# Problem to work on
In the material below, find every line with "März" and pull it out.

[Dataset items]
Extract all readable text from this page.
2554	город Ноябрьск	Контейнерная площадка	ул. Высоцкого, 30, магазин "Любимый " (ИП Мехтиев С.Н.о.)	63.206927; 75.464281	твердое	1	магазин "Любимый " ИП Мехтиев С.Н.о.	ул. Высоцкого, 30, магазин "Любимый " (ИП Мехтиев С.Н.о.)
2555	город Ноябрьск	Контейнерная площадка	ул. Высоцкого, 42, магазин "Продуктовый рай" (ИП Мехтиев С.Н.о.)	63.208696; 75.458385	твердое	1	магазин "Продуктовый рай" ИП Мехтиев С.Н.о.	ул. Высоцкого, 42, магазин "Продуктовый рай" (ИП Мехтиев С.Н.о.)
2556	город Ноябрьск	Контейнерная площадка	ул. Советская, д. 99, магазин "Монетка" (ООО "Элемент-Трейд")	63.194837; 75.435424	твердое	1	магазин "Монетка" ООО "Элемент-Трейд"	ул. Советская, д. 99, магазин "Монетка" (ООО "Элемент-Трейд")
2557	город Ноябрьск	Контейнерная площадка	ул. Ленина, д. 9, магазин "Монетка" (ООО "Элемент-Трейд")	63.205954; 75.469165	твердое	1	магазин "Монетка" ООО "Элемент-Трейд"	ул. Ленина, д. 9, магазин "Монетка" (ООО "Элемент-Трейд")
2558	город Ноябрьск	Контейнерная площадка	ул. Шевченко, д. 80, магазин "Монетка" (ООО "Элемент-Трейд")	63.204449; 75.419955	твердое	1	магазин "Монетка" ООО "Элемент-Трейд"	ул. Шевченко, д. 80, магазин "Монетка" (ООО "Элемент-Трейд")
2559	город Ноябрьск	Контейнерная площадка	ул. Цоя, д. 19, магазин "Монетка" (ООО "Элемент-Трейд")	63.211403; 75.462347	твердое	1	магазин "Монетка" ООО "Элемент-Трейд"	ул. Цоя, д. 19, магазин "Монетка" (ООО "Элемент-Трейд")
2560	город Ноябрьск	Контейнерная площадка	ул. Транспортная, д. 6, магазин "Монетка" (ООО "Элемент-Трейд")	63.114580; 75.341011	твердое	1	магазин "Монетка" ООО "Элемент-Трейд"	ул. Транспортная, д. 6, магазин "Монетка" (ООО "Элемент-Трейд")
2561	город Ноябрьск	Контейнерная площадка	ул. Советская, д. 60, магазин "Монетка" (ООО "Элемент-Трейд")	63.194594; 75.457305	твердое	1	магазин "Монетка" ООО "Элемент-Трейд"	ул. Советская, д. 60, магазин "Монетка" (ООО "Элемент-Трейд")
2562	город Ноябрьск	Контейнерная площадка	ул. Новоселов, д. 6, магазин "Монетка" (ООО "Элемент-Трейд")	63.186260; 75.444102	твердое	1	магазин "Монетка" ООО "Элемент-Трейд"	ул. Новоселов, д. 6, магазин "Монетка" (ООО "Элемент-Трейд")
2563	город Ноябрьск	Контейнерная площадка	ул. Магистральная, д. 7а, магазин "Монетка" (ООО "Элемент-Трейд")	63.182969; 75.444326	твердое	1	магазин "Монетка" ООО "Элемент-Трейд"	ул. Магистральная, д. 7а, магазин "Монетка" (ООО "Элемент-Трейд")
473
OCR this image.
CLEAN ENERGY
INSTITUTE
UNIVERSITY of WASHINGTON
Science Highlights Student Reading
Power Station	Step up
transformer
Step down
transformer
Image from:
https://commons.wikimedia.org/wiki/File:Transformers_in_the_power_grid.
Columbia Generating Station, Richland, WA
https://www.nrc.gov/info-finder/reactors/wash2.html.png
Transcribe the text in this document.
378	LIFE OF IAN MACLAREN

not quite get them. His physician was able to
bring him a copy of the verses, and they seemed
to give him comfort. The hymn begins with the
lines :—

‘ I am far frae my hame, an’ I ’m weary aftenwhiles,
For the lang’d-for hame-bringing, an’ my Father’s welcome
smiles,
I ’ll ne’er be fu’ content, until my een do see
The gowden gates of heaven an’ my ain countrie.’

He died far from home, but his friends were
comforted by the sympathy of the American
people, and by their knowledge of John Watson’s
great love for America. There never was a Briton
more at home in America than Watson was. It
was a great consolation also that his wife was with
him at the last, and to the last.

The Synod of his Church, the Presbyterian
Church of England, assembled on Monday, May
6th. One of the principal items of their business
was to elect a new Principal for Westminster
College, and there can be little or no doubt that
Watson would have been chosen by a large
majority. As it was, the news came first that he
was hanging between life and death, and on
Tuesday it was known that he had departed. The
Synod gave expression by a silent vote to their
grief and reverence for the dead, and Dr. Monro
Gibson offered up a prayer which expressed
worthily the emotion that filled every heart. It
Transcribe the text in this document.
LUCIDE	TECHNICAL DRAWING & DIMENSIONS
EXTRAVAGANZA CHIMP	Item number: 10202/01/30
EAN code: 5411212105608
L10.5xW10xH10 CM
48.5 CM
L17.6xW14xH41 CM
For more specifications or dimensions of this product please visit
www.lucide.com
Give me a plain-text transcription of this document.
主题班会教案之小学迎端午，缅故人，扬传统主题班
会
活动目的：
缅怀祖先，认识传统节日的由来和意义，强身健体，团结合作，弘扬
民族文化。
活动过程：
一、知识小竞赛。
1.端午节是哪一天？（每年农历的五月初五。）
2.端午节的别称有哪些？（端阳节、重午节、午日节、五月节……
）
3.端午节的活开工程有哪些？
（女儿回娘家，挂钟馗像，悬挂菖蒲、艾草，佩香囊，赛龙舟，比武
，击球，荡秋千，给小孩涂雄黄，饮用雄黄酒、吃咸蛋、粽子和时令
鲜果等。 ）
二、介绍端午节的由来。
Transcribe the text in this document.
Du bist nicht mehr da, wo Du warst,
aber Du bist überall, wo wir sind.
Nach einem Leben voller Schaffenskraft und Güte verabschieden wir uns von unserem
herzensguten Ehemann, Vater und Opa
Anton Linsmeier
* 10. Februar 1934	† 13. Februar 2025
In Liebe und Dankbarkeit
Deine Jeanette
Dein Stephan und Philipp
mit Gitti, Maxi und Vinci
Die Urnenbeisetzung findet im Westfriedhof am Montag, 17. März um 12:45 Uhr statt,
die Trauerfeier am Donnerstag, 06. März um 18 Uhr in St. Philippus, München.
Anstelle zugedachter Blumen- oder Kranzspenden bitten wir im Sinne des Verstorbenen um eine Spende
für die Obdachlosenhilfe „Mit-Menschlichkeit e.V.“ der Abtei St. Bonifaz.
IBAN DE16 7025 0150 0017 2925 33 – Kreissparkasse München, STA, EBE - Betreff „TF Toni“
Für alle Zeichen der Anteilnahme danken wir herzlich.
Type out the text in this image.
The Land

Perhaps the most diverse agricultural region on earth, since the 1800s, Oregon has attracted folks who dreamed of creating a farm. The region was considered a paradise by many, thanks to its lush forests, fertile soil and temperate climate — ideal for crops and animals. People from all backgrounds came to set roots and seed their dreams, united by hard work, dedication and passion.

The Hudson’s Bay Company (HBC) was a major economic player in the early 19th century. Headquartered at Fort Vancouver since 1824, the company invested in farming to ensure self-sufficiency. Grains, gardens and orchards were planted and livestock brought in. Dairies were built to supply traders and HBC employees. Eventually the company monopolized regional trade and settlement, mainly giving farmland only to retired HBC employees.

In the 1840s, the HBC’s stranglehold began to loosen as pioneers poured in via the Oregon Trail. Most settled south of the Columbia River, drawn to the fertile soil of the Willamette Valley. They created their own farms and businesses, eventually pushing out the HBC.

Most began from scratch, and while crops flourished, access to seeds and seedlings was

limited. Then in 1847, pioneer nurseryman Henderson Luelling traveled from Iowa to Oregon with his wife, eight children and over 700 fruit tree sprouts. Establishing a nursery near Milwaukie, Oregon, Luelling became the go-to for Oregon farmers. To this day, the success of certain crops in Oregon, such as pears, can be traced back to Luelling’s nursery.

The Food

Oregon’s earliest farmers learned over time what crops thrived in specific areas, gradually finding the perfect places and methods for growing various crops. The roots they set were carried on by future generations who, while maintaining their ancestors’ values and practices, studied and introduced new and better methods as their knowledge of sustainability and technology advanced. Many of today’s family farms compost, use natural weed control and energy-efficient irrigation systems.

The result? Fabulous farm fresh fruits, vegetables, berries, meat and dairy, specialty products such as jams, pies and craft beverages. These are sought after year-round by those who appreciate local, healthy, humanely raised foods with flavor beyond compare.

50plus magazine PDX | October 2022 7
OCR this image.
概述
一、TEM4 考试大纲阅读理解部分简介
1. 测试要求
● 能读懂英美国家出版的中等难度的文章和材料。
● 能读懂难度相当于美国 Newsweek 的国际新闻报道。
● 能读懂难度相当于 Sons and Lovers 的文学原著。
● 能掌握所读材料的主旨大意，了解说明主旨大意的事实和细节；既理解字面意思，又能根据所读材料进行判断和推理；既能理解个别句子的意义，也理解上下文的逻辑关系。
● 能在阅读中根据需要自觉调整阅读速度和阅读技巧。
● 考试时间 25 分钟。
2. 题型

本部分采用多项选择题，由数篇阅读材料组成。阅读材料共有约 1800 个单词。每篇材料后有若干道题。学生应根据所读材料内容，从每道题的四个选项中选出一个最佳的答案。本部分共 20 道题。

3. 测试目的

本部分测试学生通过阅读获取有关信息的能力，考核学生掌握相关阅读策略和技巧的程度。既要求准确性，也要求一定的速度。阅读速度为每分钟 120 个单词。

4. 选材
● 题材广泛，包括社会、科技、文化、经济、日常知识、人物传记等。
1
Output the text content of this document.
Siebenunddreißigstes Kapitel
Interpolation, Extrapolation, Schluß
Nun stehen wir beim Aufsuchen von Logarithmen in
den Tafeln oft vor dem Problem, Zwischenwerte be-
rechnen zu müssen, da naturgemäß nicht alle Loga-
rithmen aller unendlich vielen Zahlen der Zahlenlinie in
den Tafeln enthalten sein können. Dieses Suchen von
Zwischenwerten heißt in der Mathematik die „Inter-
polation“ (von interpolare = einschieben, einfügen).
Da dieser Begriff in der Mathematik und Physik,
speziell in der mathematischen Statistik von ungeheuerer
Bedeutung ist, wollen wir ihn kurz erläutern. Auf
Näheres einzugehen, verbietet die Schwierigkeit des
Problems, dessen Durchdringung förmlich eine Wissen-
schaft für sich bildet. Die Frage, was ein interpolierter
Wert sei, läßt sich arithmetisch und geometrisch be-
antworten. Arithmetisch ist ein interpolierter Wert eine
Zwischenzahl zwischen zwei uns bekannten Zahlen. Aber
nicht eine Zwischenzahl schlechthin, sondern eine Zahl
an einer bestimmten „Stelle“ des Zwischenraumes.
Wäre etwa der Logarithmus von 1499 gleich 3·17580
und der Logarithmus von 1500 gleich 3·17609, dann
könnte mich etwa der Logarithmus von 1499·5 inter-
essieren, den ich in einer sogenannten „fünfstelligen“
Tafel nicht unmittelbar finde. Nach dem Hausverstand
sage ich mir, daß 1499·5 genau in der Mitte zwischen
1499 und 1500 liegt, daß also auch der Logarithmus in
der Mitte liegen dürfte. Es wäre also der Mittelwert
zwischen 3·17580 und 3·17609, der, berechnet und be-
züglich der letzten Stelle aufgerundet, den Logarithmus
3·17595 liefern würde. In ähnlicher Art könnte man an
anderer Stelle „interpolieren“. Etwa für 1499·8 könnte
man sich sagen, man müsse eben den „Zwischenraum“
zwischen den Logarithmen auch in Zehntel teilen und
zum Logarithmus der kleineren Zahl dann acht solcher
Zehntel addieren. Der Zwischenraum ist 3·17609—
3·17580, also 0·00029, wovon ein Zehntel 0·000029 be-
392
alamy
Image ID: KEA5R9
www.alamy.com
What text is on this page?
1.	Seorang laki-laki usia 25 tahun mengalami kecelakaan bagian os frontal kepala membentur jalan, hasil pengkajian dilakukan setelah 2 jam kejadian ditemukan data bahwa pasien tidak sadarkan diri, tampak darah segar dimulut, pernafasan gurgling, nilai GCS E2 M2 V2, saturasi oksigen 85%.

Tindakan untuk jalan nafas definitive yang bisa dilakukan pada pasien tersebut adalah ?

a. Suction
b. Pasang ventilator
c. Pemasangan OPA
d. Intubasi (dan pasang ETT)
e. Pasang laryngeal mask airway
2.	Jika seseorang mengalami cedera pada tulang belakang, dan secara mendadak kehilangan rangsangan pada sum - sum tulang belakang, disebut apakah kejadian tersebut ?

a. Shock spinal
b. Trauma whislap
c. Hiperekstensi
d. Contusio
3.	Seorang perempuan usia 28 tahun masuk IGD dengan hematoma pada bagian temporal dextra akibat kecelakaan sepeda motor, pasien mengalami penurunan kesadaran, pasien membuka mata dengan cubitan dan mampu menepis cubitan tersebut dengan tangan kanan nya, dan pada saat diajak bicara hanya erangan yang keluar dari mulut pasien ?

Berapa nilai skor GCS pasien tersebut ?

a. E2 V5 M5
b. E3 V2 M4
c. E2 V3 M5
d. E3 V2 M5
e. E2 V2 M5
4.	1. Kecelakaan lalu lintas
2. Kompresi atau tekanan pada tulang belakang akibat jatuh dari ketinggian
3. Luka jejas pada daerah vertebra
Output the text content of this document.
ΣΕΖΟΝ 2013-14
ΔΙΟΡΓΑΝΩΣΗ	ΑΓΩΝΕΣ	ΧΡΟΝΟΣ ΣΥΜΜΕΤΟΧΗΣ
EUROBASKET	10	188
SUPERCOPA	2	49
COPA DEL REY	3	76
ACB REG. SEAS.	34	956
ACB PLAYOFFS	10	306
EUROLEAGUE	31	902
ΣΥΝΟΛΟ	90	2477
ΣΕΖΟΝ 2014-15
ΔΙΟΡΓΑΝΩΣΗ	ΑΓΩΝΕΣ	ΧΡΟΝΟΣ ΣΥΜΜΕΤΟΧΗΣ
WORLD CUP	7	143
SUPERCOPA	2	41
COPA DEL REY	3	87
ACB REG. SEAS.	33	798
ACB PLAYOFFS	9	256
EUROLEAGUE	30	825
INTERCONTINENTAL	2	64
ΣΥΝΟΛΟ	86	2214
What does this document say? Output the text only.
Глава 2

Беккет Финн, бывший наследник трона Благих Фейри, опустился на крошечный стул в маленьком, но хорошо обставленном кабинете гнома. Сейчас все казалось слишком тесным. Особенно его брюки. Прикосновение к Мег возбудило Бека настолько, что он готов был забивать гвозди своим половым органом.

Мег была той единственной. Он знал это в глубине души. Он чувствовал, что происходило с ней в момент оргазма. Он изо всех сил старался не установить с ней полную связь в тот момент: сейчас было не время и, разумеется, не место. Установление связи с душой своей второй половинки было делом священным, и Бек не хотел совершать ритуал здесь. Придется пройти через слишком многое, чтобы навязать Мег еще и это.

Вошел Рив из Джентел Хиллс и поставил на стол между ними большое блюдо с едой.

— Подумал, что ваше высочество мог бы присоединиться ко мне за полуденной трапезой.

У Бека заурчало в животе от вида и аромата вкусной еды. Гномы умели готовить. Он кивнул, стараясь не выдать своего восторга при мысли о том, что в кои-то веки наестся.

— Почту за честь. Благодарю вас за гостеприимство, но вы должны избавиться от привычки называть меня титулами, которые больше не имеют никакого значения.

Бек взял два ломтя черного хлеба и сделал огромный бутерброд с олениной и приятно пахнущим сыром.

# Expected answer
Die Urnenbeisetzung findet im Westfriedhof am Montag, 17. März um 12:45 Uhr statt,
die Trauerfeier am Donnerstag, 06. März um 18 Uhr in St. Philippus, München.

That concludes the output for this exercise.